Raw records:
+-------+

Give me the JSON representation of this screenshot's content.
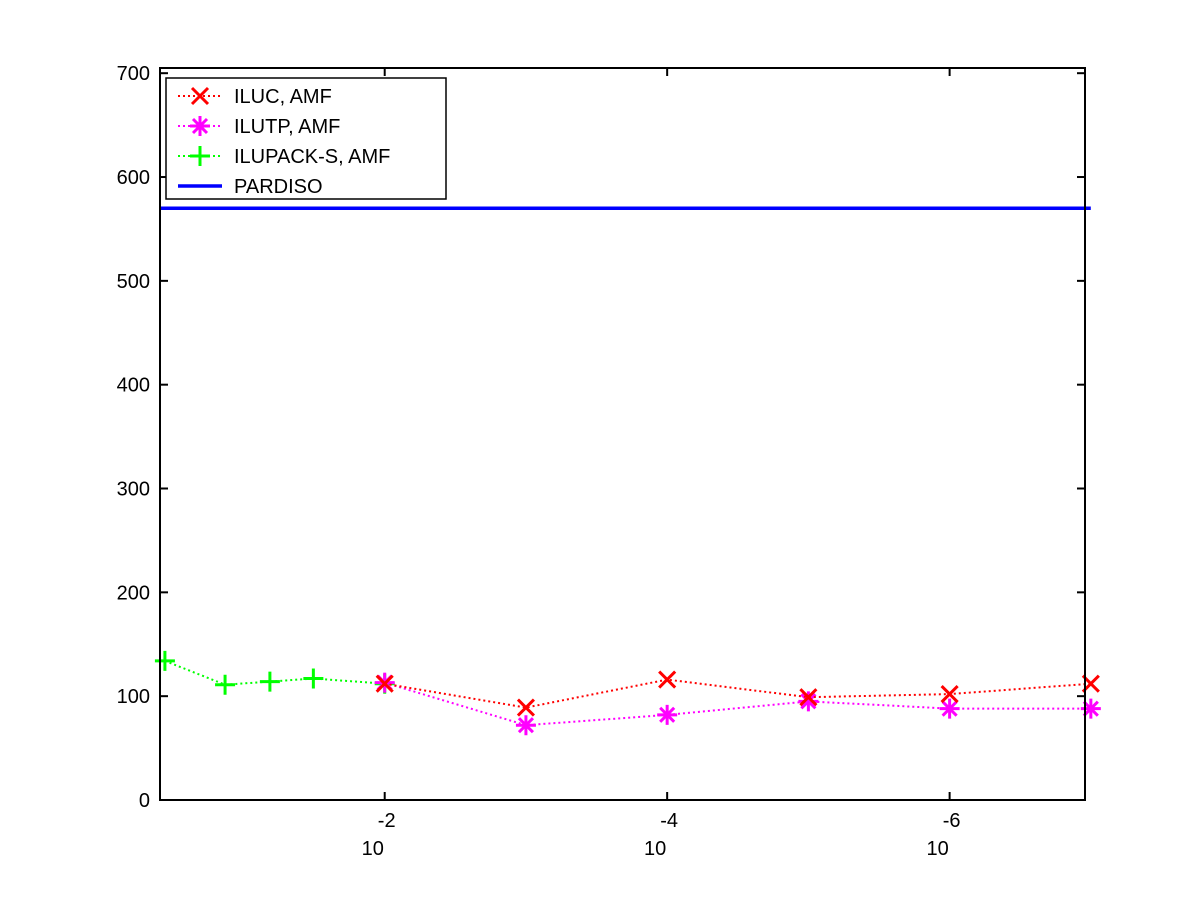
{
  "chart_data": {
    "type": "line",
    "x_scale": "log",
    "x_reversed": true,
    "xlim": [
      0.39,
      1.1e-07
    ],
    "ylim": [
      0,
      705
    ],
    "y_ticks": [
      0,
      100,
      200,
      300,
      400,
      500,
      600,
      700
    ],
    "x_ticks": [
      {
        "value": 0.01,
        "base": "10",
        "exponent": "-2"
      },
      {
        "value": 0.0001,
        "base": "10",
        "exponent": "-4"
      },
      {
        "value": 1e-06,
        "base": "10",
        "exponent": "-6"
      }
    ],
    "legend_position": "top-left",
    "series": [
      {
        "name": "ILUC, AMF",
        "color": "#ff0000",
        "line_style": "dotted",
        "marker": "x",
        "x": [
          0.01,
          0.001,
          0.0001,
          1e-05,
          1e-06,
          1e-07
        ],
        "y": [
          112,
          89,
          116,
          99,
          102,
          112
        ]
      },
      {
        "name": "ILUTP, AMF",
        "color": "#ff00ff",
        "line_style": "dotted",
        "marker": "asterisk",
        "x": [
          0.01,
          0.001,
          0.0001,
          1e-05,
          1e-06,
          1e-07
        ],
        "y": [
          113,
          72,
          82,
          95,
          88,
          88
        ]
      },
      {
        "name": "ILUPACK-S, AMF",
        "color": "#00ff00",
        "line_style": "dotted",
        "marker": "plus",
        "x": [
          0.36,
          0.135,
          0.065,
          0.032,
          0.01
        ],
        "y": [
          134,
          111,
          114,
          117,
          112
        ]
      },
      {
        "name": "PARDISO",
        "color": "#0000ff",
        "line_style": "solid",
        "marker": "none",
        "x": [
          0.39,
          1e-07
        ],
        "y": [
          570,
          570
        ]
      }
    ]
  }
}
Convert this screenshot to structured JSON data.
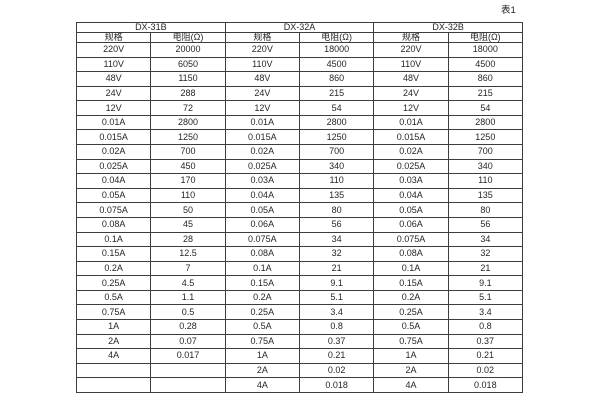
{
  "caption": "表1",
  "table": {
    "groups": [
      {
        "name": "DX-31B",
        "spec_header": "规格",
        "resistance_header": "电阻(Ω)"
      },
      {
        "name": "DX-32A",
        "spec_header": "规格",
        "resistance_header": "电阻(Ω)"
      },
      {
        "name": "DX-32B",
        "spec_header": "规格",
        "resistance_header": "电阻(Ω)"
      }
    ],
    "rows": [
      [
        "220V",
        "20000",
        "220V",
        "18000",
        "220V",
        "18000"
      ],
      [
        "110V",
        "6050",
        "110V",
        "4500",
        "110V",
        "4500"
      ],
      [
        "48V",
        "1150",
        "48V",
        "860",
        "48V",
        "860"
      ],
      [
        "24V",
        "288",
        "24V",
        "215",
        "24V",
        "215"
      ],
      [
        "12V",
        "72",
        "12V",
        "54",
        "12V",
        "54"
      ],
      [
        "0.01A",
        "2800",
        "0.01A",
        "2800",
        "0.01A",
        "2800"
      ],
      [
        "0.015A",
        "1250",
        "0.015A",
        "1250",
        "0.015A",
        "1250"
      ],
      [
        "0.02A",
        "700",
        "0.02A",
        "700",
        "0.02A",
        "700"
      ],
      [
        "0.025A",
        "450",
        "0.025A",
        "340",
        "0.025A",
        "340"
      ],
      [
        "0.04A",
        "170",
        "0.03A",
        "110",
        "0.03A",
        "110"
      ],
      [
        "0.05A",
        "110",
        "0.04A",
        "135",
        "0.04A",
        "135"
      ],
      [
        "0.075A",
        "50",
        "0.05A",
        "80",
        "0.05A",
        "80"
      ],
      [
        "0.08A",
        "45",
        "0.06A",
        "56",
        "0.06A",
        "56"
      ],
      [
        "0.1A",
        "28",
        "0.075A",
        "34",
        "0.075A",
        "34"
      ],
      [
        "0.15A",
        "12.5",
        "0.08A",
        "32",
        "0.08A",
        "32"
      ],
      [
        "0.2A",
        "7",
        "0.1A",
        "21",
        "0.1A",
        "21"
      ],
      [
        "0.25A",
        "4.5",
        "0.15A",
        "9.1",
        "0.15A",
        "9.1"
      ],
      [
        "0.5A",
        "1.1",
        "0.2A",
        "5.1",
        "0.2A",
        "5.1"
      ],
      [
        "0.75A",
        "0.5",
        "0.25A",
        "3.4",
        "0.25A",
        "3.4"
      ],
      [
        "1A",
        "0.28",
        "0.5A",
        "0.8",
        "0.5A",
        "0.8"
      ],
      [
        "2A",
        "0.07",
        "0.75A",
        "0.37",
        "0.75A",
        "0.37"
      ],
      [
        "4A",
        "0.017",
        "1A",
        "0.21",
        "1A",
        "0.21"
      ],
      [
        "",
        "",
        "2A",
        "0.02",
        "2A",
        "0.02"
      ],
      [
        "",
        "",
        "4A",
        "0.018",
        "4A",
        "0.018"
      ]
    ]
  }
}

+-------+

- **Exercise directions**
Write out all the entries again, word for word, and print no images.

- **Result of this exercise**
Give me the JSON representation of this screenshot's content.
{
  "chart_data": {
    "type": "line",
    "x_scale": "log",
    "x_reversed": true,
    "xlim": [
      0.39,
      1.1e-07
    ],
    "ylim": [
      0,
      705
    ],
    "y_ticks": [
      0,
      100,
      200,
      300,
      400,
      500,
      600,
      700
    ],
    "x_ticks": [
      {
        "value": 0.01,
        "base": "10",
        "exponent": "-2"
      },
      {
        "value": 0.0001,
        "base": "10",
        "exponent": "-4"
      },
      {
        "value": 1e-06,
        "base": "10",
        "exponent": "-6"
      }
    ],
    "legend_position": "top-left",
    "series": [
      {
        "name": "ILUC, AMF",
        "color": "#ff0000",
        "line_style": "dotted",
        "marker": "x",
        "x": [
          0.01,
          0.001,
          0.0001,
          1e-05,
          1e-06,
          1e-07
        ],
        "y": [
          112,
          89,
          116,
          99,
          102,
          112
        ]
      },
      {
        "name": "ILUTP, AMF",
        "color": "#ff00ff",
        "line_style": "dotted",
        "marker": "asterisk",
        "x": [
          0.01,
          0.001,
          0.0001,
          1e-05,
          1e-06,
          1e-07
        ],
        "y": [
          113,
          72,
          82,
          95,
          88,
          88
        ]
      },
      {
        "name": "ILUPACK-S, AMF",
        "color": "#00ff00",
        "line_style": "dotted",
        "marker": "plus",
        "x": [
          0.36,
          0.135,
          0.065,
          0.032,
          0.01
        ],
        "y": [
          134,
          111,
          114,
          117,
          112
        ]
      },
      {
        "name": "PARDISO",
        "color": "#0000ff",
        "line_style": "solid",
        "marker": "none",
        "x": [
          0.39,
          1e-07
        ],
        "y": [
          570,
          570
        ]
      }
    ]
  }
}
Convert this screenshot to structured JSON data.
{
  "caption": "表1",
  "table": {
    "groups": [
      {
        "name": "DX-31B",
        "spec_header": "规格",
        "resistance_header": "电阻(Ω)"
      },
      {
        "name": "DX-32A",
        "spec_header": "规格",
        "resistance_header": "电阻(Ω)"
      },
      {
        "name": "DX-32B",
        "spec_header": "规格",
        "resistance_header": "电阻(Ω)"
      }
    ],
    "rows": [
      [
        "220V",
        "20000",
        "220V",
        "18000",
        "220V",
        "18000"
      ],
      [
        "110V",
        "6050",
        "110V",
        "4500",
        "110V",
        "4500"
      ],
      [
        "48V",
        "1150",
        "48V",
        "860",
        "48V",
        "860"
      ],
      [
        "24V",
        "288",
        "24V",
        "215",
        "24V",
        "215"
      ],
      [
        "12V",
        "72",
        "12V",
        "54",
        "12V",
        "54"
      ],
      [
        "0.01A",
        "2800",
        "0.01A",
        "2800",
        "0.01A",
        "2800"
      ],
      [
        "0.015A",
        "1250",
        "0.015A",
        "1250",
        "0.015A",
        "1250"
      ],
      [
        "0.02A",
        "700",
        "0.02A",
        "700",
        "0.02A",
        "700"
      ],
      [
        "0.025A",
        "450",
        "0.025A",
        "340",
        "0.025A",
        "340"
      ],
      [
        "0.04A",
        "170",
        "0.03A",
        "110",
        "0.03A",
        "110"
      ],
      [
        "0.05A",
        "110",
        "0.04A",
        "135",
        "0.04A",
        "135"
      ],
      [
        "0.075A",
        "50",
        "0.05A",
        "80",
        "0.05A",
        "80"
      ],
      [
        "0.08A",
        "45",
        "0.06A",
        "56",
        "0.06A",
        "56"
      ],
      [
        "0.1A",
        "28",
        "0.075A",
        "34",
        "0.075A",
        "34"
      ],
      [
        "0.15A",
        "12.5",
        "0.08A",
        "32",
        "0.08A",
        "32"
      ],
      [
        "0.2A",
        "7",
        "0.1A",
        "21",
        "0.1A",
        "21"
      ],
      [
        "0.25A",
        "4.5",
        "0.15A",
        "9.1",
        "0.15A",
        "9.1"
      ],
      [
        "0.5A",
        "1.1",
        "0.2A",
        "5.1",
        "0.2A",
        "5.1"
      ],
      [
        "0.75A",
        "0.5",
        "0.25A",
        "3.4",
        "0.25A",
        "3.4"
      ],
      [
        "1A",
        "0.28",
        "0.5A",
        "0.8",
        "0.5A",
        "0.8"
      ],
      [
        "2A",
        "0.07",
        "0.75A",
        "0.37",
        "0.75A",
        "0.37"
      ],
      [
        "4A",
        "0.017",
        "1A",
        "0.21",
        "1A",
        "0.21"
      ],
      [
        "",
        "",
        "2A",
        "0.02",
        "2A",
        "0.02"
      ],
      [
        "",
        "",
        "4A",
        "0.018",
        "4A",
        "0.018"
      ]
    ]
  }
}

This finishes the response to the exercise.